» **GOAL OF THE EXERCISE**:
Collect from the data below each line with "have".

» **GIVEN INFORMATION**:
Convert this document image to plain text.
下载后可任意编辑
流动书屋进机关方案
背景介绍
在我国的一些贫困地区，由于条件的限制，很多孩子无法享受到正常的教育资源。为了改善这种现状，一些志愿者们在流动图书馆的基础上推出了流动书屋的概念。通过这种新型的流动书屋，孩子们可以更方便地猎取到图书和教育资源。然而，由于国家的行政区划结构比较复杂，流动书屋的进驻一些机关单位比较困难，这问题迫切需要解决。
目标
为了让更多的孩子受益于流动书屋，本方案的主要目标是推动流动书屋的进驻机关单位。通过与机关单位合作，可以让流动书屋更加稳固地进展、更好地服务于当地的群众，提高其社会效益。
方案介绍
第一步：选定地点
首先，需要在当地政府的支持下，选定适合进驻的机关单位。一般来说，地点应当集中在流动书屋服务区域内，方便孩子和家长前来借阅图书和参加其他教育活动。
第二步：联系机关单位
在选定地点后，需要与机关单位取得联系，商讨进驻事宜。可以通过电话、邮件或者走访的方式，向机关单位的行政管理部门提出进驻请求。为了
---
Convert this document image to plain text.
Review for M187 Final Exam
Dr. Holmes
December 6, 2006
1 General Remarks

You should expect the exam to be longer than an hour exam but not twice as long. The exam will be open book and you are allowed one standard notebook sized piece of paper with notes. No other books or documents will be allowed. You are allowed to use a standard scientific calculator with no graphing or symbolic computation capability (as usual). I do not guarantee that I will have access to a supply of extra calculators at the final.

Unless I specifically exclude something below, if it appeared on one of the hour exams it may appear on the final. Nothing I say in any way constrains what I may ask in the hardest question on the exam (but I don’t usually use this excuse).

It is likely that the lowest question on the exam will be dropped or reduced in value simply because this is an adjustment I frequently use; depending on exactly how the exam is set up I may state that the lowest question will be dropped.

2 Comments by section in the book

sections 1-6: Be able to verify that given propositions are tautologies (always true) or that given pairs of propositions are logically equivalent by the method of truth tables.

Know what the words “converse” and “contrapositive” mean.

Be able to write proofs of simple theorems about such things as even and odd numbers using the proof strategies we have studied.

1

» **SOLUTION TO THIS TASK**:
You should expect the exam to be longer than an hour exam but not twice as long. The exam will be open book and you are allowed one standard notebook sized piece of paper with notes. No other books or documents will be allowed. You are allowed to use a standard scientific calculator with no graphing or symbolic computation capability (as usual). I do not guarantee that I will have access to a supply of extra calculators at the final.
Be able to write proofs of simple theorems about such things as even and odd numbers using the proof strategies we have studied.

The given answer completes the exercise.